STATED EXERCISE:
All records are to be retyped faithfully and completely.

[Structured figure records]
>> BEGIN

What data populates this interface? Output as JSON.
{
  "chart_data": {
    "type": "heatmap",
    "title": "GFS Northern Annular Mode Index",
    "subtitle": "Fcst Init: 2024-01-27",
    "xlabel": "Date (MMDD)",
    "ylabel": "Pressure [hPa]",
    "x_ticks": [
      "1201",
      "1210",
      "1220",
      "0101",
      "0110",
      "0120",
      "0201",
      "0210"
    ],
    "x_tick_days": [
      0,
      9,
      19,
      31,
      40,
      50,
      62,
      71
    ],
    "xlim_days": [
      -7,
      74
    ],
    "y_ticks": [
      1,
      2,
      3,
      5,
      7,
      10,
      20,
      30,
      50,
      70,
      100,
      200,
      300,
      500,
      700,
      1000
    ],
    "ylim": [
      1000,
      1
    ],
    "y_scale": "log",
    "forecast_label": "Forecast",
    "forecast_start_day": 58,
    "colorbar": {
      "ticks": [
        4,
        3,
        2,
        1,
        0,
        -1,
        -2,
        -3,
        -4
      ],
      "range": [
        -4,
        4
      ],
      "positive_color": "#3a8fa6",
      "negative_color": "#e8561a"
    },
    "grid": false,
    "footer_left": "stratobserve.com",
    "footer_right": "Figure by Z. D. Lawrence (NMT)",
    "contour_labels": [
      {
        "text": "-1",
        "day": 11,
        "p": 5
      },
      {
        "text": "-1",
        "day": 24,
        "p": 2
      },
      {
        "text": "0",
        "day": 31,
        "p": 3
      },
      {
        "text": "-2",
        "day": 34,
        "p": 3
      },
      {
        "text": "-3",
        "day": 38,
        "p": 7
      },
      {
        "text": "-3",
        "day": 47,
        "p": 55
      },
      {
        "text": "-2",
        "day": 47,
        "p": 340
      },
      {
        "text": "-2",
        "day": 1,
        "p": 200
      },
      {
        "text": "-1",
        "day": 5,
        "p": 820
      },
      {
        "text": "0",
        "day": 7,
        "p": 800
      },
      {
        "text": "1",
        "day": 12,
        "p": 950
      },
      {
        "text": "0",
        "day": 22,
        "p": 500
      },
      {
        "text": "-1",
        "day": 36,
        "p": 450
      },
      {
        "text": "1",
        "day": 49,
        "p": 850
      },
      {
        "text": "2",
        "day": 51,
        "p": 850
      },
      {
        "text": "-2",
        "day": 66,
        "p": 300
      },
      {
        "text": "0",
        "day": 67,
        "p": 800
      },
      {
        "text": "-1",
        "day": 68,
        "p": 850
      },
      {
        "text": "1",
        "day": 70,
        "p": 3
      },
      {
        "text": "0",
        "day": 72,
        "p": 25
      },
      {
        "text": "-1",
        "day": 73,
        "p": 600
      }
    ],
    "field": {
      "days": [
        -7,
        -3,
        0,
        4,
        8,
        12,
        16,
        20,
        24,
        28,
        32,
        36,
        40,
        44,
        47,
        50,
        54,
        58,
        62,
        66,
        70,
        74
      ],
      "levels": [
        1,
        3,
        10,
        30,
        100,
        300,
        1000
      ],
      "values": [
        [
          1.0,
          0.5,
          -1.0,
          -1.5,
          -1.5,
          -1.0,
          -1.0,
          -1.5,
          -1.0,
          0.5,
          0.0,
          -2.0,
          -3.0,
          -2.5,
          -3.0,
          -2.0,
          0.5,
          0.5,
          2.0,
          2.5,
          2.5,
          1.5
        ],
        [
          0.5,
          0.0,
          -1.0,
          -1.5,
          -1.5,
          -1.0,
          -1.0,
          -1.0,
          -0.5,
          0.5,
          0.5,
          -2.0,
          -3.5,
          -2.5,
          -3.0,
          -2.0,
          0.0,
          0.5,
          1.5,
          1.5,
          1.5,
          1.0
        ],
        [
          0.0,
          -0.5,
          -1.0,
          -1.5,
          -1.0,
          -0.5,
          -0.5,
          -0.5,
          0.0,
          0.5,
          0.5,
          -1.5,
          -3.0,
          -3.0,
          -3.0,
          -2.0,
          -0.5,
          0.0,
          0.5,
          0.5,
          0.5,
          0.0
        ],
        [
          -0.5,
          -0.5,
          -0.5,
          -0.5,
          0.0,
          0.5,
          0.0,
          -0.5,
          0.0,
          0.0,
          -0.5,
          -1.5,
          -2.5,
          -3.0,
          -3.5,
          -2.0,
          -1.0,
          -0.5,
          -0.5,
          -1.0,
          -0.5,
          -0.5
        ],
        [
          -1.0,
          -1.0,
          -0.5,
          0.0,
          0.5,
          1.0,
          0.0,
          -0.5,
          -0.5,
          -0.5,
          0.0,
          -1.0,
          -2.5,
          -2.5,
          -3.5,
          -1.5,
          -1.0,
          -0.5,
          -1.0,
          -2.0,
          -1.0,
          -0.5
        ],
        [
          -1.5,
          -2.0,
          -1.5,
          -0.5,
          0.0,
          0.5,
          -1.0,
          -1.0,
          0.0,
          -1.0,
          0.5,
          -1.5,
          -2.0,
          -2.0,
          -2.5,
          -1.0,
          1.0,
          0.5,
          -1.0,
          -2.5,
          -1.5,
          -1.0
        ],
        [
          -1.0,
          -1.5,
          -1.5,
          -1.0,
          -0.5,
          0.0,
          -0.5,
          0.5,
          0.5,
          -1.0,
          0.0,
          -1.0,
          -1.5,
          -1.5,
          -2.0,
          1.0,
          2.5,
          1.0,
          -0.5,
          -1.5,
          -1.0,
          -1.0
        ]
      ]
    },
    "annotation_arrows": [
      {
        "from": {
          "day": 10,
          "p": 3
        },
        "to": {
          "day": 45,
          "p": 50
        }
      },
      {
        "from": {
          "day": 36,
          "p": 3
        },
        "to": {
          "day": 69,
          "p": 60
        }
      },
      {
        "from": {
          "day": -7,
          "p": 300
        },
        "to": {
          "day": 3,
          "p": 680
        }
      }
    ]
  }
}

>> END

ANSWER TO THE EXERCISE:
What data populates this interface? Output as JSON.
{
  "chart_data": {
    "type": "heatmap",
    "title": "GFS Northern Annular Mode Index",
    "subtitle": "Fcst Init: 2024-01-27",
    "xlabel": "Date (MMDD)",
    "ylabel": "Pressure [hPa]",
    "x_ticks": [
      "1201",
      "1210",
      "1220",
      "0101",
      "0110",
      "0120",
      "0201",
      "0210"
    ],
    "x_tick_days": [
      0,
      9,
      19,
      31,
      40,
      50,
      62,
      71
    ],
    "xlim_days": [
      -7,
      74
    ],
    "y_ticks": [
      1,
      2,
      3,
      5,
      7,
      10,
      20,
      30,
      50,
      70,
      100,
      200,
      300,
      500,
      700,
      1000
    ],
    "ylim": [
      1000,
      1
    ],
    "y_scale": "log",
    "forecast_label": "Forecast",
    "forecast_start_day": 58,
    "colorbar": {
      "ticks": [
        4,
        3,
        2,
        1,
        0,
        -1,
        -2,
        -3,
        -4
      ],
      "range": [
        -4,
        4
      ],
      "positive_color": "#3a8fa6",
      "negative_color": "#e8561a"
    },
    "grid": false,
    "footer_left": "stratobserve.com",
    "footer_right": "Figure by Z. D. Lawrence (NMT)",
    "contour_labels": [
      {
        "text": "-1",
        "day": 11,
        "p": 5
      },
      {
        "text": "-1",
        "day": 24,
        "p": 2
      },
      {
        "text": "0",
        "day": 31,
        "p": 3
      },
      {
        "text": "-2",
        "day": 34,
        "p": 3
      },
      {
        "text": "-3",
        "day": 38,
        "p": 7
      },
      {
        "text": "-3",
        "day": 47,
        "p": 55
      },
      {
        "text": "-2",
        "day": 47,
        "p": 340
      },
      {
        "text": "-2",
        "day": 1,
        "p": 200
      },
      {
        "text": "-1",
        "day": 5,
        "p": 820
      },
      {
        "text": "0",
        "day": 7,
        "p": 800
      },
      {
        "text": "1",
        "day": 12,
        "p": 950
      },
      {
        "text": "0",
        "day": 22,
        "p": 500
      },
      {
        "text": "-1",
        "day": 36,
        "p": 450
      },
      {
        "text": "1",
        "day": 49,
        "p": 850
      },
      {
        "text": "2",
        "day": 51,
        "p": 850
      },
      {
        "text": "-2",
        "day": 66,
        "p": 300
      },
      {
        "text": "0",
        "day": 67,
        "p": 800
      },
      {
        "text": "-1",
        "day": 68,
        "p": 850
      },
      {
        "text": "1",
        "day": 70,
        "p": 3
      },
      {
        "text": "0",
        "day": 72,
        "p": 25
      },
      {
        "text": "-1",
        "day": 73,
        "p": 600
      }
    ],
    "field": {
      "days": [
        -7,
        -3,
        0,
        4,
        8,
        12,
        16,
        20,
        24,
        28,
        32,
        36,
        40,
        44,
        47,
        50,
        54,
        58,
        62,
        66,
        70,
        74
      ],
      "levels": [
        1,
        3,
        10,
        30,
        100,
        300,
        1000
      ],
      "values": [
        [
          1.0,
          0.5,
          -1.0,
          -1.5,
          -1.5,
          -1.0,
          -1.0,
          -1.5,
          -1.0,
          0.5,
          0.0,
          -2.0,
          -3.0,
          -2.5,
          -3.0,
          -2.0,
          0.5,
          0.5,
          2.0,
          2.5,
          2.5,
          1.5
        ],
        [
          0.5,
          0.0,
          -1.0,
          -1.5,
          -1.5,
          -1.0,
          -1.0,
          -1.0,
          -0.5,
          0.5,
          0.5,
          -2.0,
          -3.5,
          -2.5,
          -3.0,
          -2.0,
          0.0,
          0.5,
          1.5,
          1.5,
          1.5,
          1.0
        ],
        [
          0.0,
          -0.5,
          -1.0,
          -1.5,
          -1.0,
          -0.5,
          -0.5,
          -0.5,
          0.0,
          0.5,
          0.5,
          -1.5,
          -3.0,
          -3.0,
          -3.0,
          -2.0,
          -0.5,
          0.0,
          0.5,
          0.5,
          0.5,
          0.0
        ],
        [
          -0.5,
          -0.5,
          -0.5,
          -0.5,
          0.0,
          0.5,
          0.0,
          -0.5,
          0.0,
          0.0,
          -0.5,
          -1.5,
          -2.5,
          -3.0,
          -3.5,
          -2.0,
          -1.0,
          -0.5,
          -0.5,
          -1.0,
          -0.5,
          -0.5
        ],
        [
          -1.0,
          -1.0,
          -0.5,
          0.0,
          0.5,
          1.0,
          0.0,
          -0.5,
          -0.5,
          -0.5,
          0.0,
          -1.0,
          -2.5,
          -2.5,
          -3.5,
          -1.5,
          -1.0,
          -0.5,
          -1.0,
          -2.0,
          -1.0,
          -0.5
        ],
        [
          -1.5,
          -2.0,
          -1.5,
          -0.5,
          0.0,
          0.5,
          -1.0,
          -1.0,
          0.0,
          -1.0,
          0.5,
          -1.5,
          -2.0,
          -2.0,
          -2.5,
          -1.0,
          1.0,
          0.5,
          -1.0,
          -2.5,
          -1.5,
          -1.0
        ],
        [
          -1.0,
          -1.5,
          -1.5,
          -1.0,
          -0.5,
          0.0,
          -0.5,
          0.5,
          0.5,
          -1.0,
          0.0,
          -1.0,
          -1.5,
          -1.5,
          -2.0,
          1.0,
          2.5,
          1.0,
          -0.5,
          -1.5,
          -1.0,
          -1.0
        ]
      ]
    },
    "annotation_arrows": [
      {
        "from": {
          "day": 10,
          "p": 3
        },
        "to": {
          "day": 45,
          "p": 50
        }
      },
      {
        "from": {
          "day": 36,
          "p": 3
        },
        "to": {
          "day": 69,
          "p": 60
        }
      },
      {
        "from": {
          "day": -7,
          "p": 300
        },
        "to": {
          "day": 3,
          "p": 680
        }
      }
    ]
  }
}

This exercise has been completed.